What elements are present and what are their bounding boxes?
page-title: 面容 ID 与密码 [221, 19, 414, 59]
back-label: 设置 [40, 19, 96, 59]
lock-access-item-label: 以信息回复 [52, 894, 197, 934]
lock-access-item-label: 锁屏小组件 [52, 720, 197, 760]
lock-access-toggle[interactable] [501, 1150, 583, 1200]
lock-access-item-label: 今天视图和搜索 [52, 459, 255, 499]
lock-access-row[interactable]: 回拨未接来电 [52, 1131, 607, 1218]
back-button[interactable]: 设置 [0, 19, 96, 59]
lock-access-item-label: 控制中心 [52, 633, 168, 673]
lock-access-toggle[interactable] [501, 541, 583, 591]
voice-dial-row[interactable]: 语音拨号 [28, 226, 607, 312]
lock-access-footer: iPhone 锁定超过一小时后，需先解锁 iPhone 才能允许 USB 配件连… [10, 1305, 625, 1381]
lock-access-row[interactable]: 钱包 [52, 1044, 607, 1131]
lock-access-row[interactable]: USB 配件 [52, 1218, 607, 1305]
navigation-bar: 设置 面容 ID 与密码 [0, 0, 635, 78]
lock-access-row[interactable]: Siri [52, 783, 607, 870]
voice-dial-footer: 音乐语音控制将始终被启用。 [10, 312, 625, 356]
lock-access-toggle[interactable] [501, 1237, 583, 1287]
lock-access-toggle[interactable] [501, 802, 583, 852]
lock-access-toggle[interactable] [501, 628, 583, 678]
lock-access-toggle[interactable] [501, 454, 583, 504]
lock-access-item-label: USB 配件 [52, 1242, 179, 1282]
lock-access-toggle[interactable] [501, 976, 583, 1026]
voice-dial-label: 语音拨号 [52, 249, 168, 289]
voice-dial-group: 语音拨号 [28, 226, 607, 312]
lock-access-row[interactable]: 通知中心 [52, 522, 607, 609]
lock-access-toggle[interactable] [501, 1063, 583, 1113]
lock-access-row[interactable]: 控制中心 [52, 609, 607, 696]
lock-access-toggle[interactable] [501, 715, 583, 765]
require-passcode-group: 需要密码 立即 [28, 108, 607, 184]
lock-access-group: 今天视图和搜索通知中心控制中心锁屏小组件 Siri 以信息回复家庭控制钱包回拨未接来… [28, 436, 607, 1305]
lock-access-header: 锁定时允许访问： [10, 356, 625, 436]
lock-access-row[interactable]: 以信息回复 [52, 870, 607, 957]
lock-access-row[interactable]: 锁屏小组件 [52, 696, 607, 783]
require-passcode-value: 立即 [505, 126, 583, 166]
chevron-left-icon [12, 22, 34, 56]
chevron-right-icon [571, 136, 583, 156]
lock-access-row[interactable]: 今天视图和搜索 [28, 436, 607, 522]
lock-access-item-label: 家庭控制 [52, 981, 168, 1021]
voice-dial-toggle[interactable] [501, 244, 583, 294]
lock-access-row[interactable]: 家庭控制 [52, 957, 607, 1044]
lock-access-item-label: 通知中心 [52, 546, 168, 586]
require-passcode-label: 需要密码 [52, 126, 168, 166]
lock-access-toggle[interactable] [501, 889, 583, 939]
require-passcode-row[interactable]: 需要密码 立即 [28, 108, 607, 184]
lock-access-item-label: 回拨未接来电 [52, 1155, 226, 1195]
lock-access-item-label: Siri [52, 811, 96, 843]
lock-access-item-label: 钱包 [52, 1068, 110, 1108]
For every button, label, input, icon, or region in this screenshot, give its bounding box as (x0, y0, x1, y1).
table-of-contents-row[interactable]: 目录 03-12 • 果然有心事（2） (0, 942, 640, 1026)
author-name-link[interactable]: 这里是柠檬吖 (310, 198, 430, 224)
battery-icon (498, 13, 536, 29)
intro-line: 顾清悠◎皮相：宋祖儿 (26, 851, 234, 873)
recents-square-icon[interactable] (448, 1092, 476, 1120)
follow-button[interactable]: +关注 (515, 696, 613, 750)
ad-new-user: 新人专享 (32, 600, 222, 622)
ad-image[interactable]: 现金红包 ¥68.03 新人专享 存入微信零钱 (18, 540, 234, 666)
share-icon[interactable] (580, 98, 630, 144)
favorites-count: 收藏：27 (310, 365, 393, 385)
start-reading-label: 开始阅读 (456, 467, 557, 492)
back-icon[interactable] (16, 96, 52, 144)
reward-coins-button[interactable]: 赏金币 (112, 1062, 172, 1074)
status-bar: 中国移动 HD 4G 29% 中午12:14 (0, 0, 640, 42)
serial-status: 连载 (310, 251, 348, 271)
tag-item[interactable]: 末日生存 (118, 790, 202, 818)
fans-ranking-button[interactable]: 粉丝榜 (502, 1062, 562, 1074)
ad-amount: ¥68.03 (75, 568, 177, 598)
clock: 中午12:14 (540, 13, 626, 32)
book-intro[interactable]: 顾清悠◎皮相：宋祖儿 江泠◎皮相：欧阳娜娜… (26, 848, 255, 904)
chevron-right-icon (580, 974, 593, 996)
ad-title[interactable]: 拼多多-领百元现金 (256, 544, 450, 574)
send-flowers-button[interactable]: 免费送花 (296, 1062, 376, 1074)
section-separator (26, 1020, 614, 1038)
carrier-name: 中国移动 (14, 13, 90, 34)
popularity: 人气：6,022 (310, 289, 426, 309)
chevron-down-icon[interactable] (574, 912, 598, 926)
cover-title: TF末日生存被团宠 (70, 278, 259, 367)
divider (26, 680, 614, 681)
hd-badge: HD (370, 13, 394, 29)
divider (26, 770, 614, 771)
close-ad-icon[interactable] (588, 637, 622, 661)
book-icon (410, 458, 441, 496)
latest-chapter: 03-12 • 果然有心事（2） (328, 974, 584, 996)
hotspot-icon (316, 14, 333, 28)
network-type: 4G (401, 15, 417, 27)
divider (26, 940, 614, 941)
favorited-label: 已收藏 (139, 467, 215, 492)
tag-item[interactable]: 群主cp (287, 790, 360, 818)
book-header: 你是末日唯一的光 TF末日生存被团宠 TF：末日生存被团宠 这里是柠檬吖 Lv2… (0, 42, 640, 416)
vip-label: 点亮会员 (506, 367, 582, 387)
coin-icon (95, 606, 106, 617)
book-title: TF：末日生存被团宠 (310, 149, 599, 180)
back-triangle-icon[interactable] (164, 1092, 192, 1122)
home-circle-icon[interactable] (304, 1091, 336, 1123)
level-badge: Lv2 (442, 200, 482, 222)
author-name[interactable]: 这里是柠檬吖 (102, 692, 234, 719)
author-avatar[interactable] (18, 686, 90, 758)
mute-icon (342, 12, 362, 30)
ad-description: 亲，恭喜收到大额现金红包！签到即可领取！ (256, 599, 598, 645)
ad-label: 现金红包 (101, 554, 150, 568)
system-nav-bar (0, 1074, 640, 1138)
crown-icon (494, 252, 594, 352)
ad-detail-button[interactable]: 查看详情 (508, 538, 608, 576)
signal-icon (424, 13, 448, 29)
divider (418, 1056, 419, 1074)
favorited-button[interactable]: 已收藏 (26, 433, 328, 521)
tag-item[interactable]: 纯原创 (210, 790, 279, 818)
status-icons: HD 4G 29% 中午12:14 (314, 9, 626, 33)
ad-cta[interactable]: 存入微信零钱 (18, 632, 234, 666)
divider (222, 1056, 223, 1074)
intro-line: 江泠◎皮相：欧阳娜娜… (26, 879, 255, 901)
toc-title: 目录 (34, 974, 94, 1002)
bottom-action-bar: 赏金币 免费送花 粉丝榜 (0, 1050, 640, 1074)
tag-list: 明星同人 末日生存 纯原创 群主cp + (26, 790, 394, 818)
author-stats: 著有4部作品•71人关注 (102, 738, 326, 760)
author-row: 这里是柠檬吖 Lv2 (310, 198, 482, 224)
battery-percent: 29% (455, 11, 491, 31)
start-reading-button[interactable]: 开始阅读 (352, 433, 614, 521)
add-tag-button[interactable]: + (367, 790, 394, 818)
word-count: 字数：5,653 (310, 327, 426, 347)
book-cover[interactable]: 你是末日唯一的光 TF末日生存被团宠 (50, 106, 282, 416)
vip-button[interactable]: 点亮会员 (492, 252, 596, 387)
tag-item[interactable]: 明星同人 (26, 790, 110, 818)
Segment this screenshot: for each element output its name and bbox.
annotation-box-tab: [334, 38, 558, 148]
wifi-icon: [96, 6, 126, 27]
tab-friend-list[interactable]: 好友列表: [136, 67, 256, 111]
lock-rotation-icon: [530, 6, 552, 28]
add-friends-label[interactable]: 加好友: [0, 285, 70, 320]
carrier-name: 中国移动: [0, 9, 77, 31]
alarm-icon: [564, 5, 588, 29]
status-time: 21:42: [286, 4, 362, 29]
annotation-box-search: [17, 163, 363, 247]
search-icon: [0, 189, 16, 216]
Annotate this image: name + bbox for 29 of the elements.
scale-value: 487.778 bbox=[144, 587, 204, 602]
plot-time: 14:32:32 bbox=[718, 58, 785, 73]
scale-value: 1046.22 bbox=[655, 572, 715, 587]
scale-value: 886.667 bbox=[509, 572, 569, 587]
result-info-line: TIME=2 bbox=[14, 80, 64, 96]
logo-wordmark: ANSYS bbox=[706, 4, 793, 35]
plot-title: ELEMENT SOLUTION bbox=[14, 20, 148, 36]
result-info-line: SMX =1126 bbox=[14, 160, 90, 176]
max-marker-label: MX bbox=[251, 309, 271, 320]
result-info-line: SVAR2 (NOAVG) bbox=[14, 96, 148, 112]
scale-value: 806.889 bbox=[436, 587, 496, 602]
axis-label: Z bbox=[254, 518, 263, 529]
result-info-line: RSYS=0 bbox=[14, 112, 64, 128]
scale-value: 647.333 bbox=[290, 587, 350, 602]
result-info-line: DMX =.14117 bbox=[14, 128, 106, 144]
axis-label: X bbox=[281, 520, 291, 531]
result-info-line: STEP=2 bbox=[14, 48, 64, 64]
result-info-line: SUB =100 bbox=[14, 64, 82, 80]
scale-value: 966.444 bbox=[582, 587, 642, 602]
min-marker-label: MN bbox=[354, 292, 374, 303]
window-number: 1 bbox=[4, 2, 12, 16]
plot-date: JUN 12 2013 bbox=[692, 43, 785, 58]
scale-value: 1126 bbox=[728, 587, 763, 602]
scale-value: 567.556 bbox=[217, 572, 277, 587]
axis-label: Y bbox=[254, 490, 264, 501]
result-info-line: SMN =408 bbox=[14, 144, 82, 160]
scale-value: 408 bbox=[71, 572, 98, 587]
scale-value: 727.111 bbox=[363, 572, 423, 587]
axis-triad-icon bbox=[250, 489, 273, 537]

## What the task asks
Could you rewrite the rows from the very first line through the line holding "lock-access-item-label: 控制中心 [52, 633, 168, 673]", inclusive, as a numbered list, omitting any blank lines?

## Correct result
1. What elements are present and what are their bounding boxes?
2. page-title: 面容 ID 与密码 [221, 19, 414, 59]
3. back-label: 设置 [40, 19, 96, 59]
4. lock-access-item-label: 以信息回复 [52, 894, 197, 934]
5. lock-access-item-label: 锁屏小组件 [52, 720, 197, 760]
6. lock-access-toggle[interactable] [501, 1150, 583, 1200]
7. lock-access-item-label: 今天视图和搜索 [52, 459, 255, 499]
8. lock-access-row[interactable]: 回拨未接来电 [52, 1131, 607, 1218]
9. back-button[interactable]: 设置 [0, 19, 96, 59]
10. lock-access-item-label: 控制中心 [52, 633, 168, 673]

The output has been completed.